This is… This is an interesting chapter. This is a chapter of Eragon dealing with Consequences and fears of becoming the leader of the Varden. Which is actually a legit thing. He spends the chapter wondering why him? Why did Nasuada do this to him?

Which we know the answer to: Only PCs can take control over the Rebel Organizations even if they’re fifteen, sixteen years old and have no experience with it whatsoever.

The entire chapter, the entire conflict could have been avoided if Nasuada actually did something sensible and gave the job to Jormundur her second in command. The guy who has been helping her run things and knows the ins and outs of everything that the Varden does. Besides? Isn’t Eragon needed for doing Fighty Stuff? I’m fairly certain he is. So he’s incompetent and in charge and can’t give up the position because he’d look weak. And GOD knows he can’t look weak.


Eragon gets advice from Jormundur, Roran and Ayra and Jormundur says, rightly, that the council of elders will cause problems because they don’t consider him as skilled in politics as Nasuada is. Mind you, Nasuada’s idea of skilled politics is playing knife chicken where two people cut their arms until one of them gives up. (Does this mean that Eragon will have to play that too? Should I be hoping for this? Nah. That’d be annoying and take up more pages in an already overly huge book.)

[Task instructions]
**a.** Type out the stretch of the Eragon chapter review from "Which we know" through "can’t look weak.".
**b.** Render this sentence from the Eragon chapter review in Spanish: "This is a chapter of Eragon dealing with Consequences and fears of becoming the leader of the Varden."

[Listed entries]
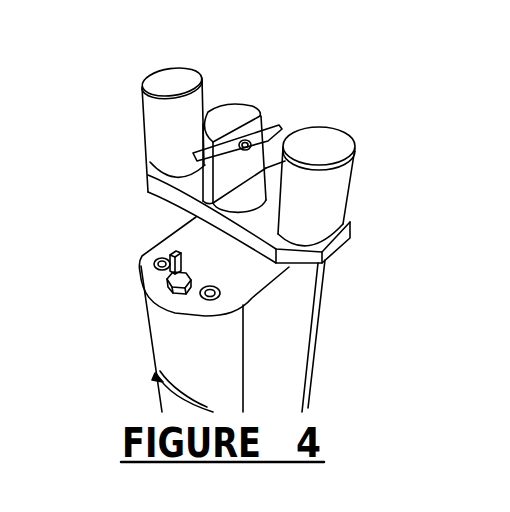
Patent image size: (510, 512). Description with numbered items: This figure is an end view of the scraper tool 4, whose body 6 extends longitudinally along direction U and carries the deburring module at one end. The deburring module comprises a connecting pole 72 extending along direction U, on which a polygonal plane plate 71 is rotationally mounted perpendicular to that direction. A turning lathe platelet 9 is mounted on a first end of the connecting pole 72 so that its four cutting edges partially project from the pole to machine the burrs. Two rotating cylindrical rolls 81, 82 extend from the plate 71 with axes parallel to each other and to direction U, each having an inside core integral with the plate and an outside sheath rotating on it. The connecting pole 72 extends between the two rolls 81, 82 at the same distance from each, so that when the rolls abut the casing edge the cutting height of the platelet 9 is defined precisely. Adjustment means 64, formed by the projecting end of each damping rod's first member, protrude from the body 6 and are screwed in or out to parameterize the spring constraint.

The scraper tool 4 is at (337, 351).
The body 6 is at (183, 348).
The turning lathe platelet 9 is at (247, 140).
The adjustment means 64 is at (153, 264).
The plane plate 71 is at (148, 175).
The connecting pole 72 is at (219, 117).
The rotating cylindrical roll 81 is at (160, 125).
The rotating cylindrical roll 82 is at (334, 198).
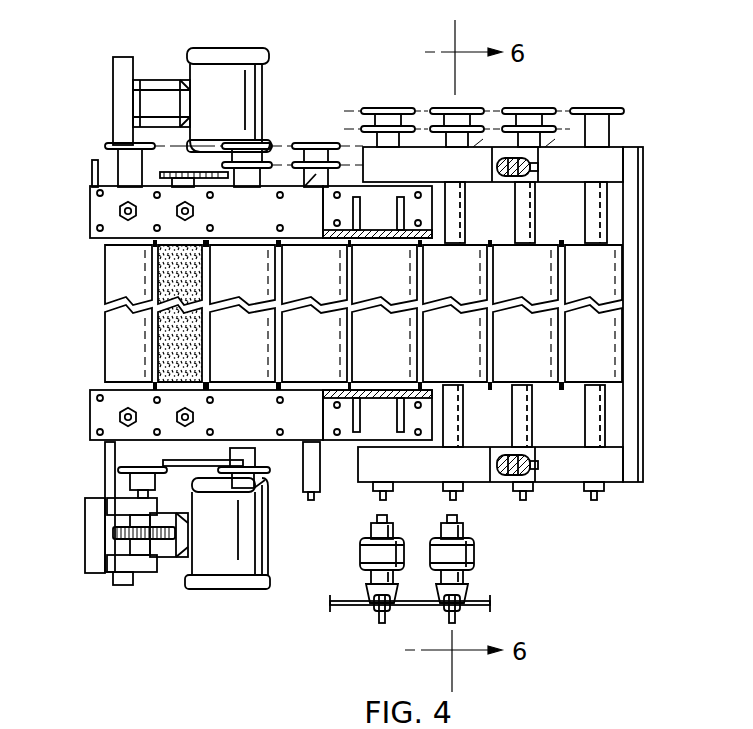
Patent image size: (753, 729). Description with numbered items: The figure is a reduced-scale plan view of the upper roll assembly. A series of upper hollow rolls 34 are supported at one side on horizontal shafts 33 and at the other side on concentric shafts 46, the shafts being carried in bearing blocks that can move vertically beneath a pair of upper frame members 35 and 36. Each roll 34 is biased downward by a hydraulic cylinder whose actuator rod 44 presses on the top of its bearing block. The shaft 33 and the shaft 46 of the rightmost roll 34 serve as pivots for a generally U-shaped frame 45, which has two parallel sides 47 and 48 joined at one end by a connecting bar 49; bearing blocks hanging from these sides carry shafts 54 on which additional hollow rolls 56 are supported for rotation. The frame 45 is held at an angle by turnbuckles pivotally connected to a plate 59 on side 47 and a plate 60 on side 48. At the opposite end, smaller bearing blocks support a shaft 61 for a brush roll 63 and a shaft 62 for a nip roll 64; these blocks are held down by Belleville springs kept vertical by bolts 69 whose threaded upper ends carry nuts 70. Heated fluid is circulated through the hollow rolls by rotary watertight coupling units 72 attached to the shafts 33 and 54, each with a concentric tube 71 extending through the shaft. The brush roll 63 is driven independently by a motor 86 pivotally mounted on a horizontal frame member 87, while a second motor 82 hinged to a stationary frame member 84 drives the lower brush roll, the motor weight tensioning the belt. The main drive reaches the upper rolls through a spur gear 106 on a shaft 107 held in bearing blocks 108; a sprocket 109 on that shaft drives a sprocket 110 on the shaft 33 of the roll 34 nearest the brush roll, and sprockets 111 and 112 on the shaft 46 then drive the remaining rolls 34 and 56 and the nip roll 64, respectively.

The horizontal shaft 33 is at (370, 484).
The upper hollow roll 34 is at (225, 357).
The upper frame member 35 is at (223, 427).
The upper frame member 36 is at (223, 230).
The actuator rod 44 is at (513, 484).
The U-shaped frame 45 is at (525, 292).
The shaft 46 is at (383, 183).
The frame side 47 is at (605, 465).
The frame side 48 is at (568, 162).
The connecting bar 49 is at (645, 233).
The shaft 54 is at (597, 415).
The hollow roll 56 is at (435, 282).
The plate 59 is at (532, 472).
The plate 60 is at (523, 158).
The shaft 61 is at (168, 346).
The shaft 62 is at (120, 375).
The brush roll 63 is at (165, 268).
The nip roll 64 is at (112, 290).
The vertical bolt 69 is at (126, 209).
The nut 70 is at (183, 424).
The concentric tube 71 is at (450, 614).
The rotary watertight coupling unit 72 is at (352, 552).
The motor 82 is at (222, 568).
The stationary frame member 84 is at (120, 582).
The motor 86 is at (216, 84).
The horizontal frame member 87 is at (122, 68).
The spur gear 106 is at (168, 540).
The shaft 107 is at (143, 553).
The bearing block 108 is at (115, 562).
The sprocket 109 is at (138, 470).
The sprocket 110 is at (257, 472).
The sprocket 111 is at (262, 170).
The sprocket 112 is at (270, 145).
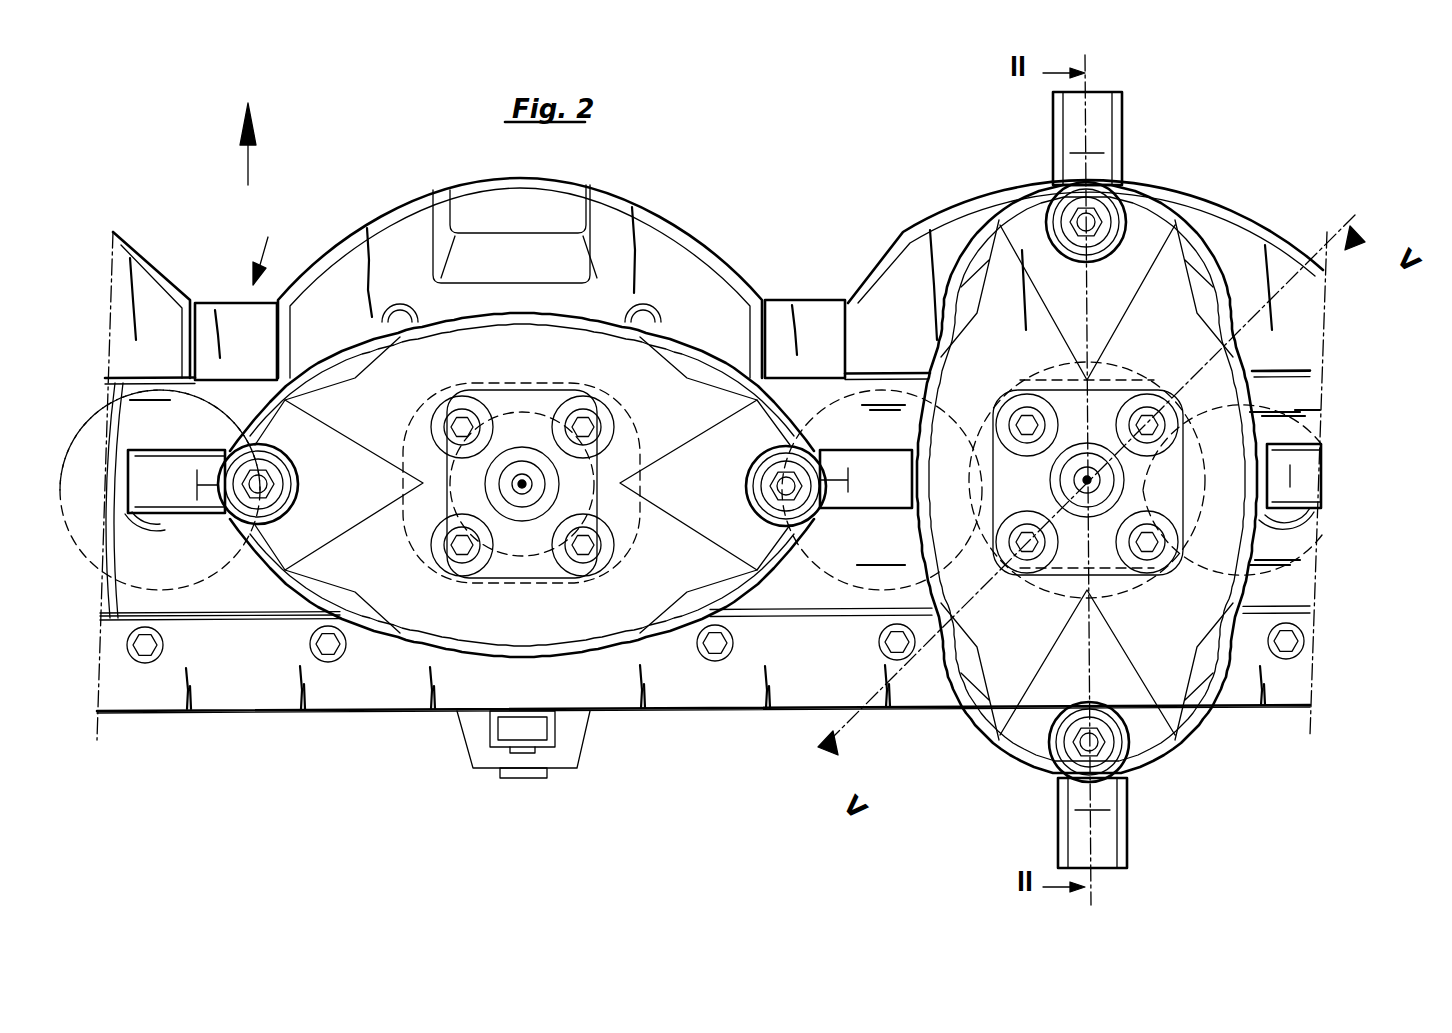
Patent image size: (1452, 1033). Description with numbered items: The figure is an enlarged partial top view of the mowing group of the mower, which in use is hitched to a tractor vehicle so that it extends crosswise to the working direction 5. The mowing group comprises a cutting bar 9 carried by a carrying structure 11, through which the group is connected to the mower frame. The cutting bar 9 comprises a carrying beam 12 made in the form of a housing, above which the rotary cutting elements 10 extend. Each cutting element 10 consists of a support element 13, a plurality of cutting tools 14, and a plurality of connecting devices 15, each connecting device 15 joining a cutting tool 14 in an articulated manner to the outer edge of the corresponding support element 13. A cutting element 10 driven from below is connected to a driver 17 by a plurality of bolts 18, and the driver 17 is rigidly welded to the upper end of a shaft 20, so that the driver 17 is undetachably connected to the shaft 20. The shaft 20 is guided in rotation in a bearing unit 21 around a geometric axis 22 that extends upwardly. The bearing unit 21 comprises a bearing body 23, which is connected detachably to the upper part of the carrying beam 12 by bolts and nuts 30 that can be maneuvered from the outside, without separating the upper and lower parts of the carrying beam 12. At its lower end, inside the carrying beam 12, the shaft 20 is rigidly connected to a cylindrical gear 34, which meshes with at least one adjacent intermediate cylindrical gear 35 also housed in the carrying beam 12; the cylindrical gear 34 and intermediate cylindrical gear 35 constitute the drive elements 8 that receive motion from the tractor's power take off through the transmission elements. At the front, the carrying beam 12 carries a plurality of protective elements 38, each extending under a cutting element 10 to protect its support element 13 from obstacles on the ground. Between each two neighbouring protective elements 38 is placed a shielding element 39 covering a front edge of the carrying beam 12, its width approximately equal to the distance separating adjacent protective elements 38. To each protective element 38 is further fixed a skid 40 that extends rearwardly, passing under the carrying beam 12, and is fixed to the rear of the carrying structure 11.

The working direction 5 is at (248, 167).
The drive elements 8 is at (190, 600).
The cutting bar 9 is at (263, 247).
The rotary cutting element 10 is at (335, 360).
The carrying structure 11 is at (716, 725).
The carrying beam 12 is at (267, 603).
The support element 13 is at (688, 356).
The cutting tool 14 is at (187, 514).
The connecting device 15 is at (282, 500).
The driver 17 is at (490, 585).
The bolts 18 is at (444, 430).
The shaft 20 is at (425, 487).
The bearing unit 21 is at (580, 615).
The geometric axis 22 is at (560, 487).
The bearing body 23 is at (530, 598).
The nuts 30 is at (450, 400).
The cylindrical gear 34 is at (525, 405).
The intermediate cylindrical gear 35 is at (240, 428).
The protective element 38 is at (140, 250).
The shielding element 39 is at (232, 305).
The skid 40 is at (478, 750).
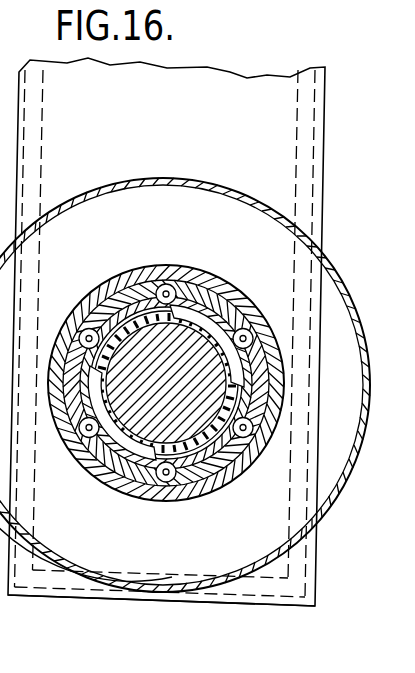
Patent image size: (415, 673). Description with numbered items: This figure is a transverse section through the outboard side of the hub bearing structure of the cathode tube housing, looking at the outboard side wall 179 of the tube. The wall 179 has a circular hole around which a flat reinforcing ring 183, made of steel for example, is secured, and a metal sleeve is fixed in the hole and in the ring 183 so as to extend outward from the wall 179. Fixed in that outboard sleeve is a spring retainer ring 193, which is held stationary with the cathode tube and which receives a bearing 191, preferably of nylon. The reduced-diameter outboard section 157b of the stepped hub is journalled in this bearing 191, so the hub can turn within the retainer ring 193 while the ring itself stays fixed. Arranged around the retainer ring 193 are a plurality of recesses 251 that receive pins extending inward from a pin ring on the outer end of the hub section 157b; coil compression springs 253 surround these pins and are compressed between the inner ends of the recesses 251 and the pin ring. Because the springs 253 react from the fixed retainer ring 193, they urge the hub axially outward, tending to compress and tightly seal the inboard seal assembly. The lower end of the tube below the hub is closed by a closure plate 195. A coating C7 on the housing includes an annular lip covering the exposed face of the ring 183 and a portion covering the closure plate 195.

The outboard side wall 179 is at (254, 78).
The coating C7 is at (120, 183).
The flat reinforcing ring 183 is at (209, 203).
The spring retainer ring 193 is at (217, 298).
The recesses 251 is at (167, 285).
The coil compression springs 253 is at (172, 288).
The bearing 191 is at (125, 440).
The reduced-diameter outboard section 157b is at (200, 437).
The closure plate 195 is at (58, 604).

[Expected outputs]
**a.**
Which we know the answer to: Only PCs can take control over the Rebel Organizations even if they’re fifteen, sixteen years old and have no experience with it whatsoever.

The entire chapter, the entire conflict could have been avoided if Nasuada actually did something sensible and gave the job to Jormundur her second in command. The guy who has been helping her run things and knows the ins and outs of everything that the Varden does. Besides? Isn’t Eragon needed for doing Fighty Stuff? I’m fairly certain he is. So he’s incompetent and in charge and can’t give up the position because he’d look weak. And GOD knows he can’t look weak.

**b.** Este es un capítulo de Eragon que trata de las consecuencias y los miedos de convertirse en el líder de los Varden.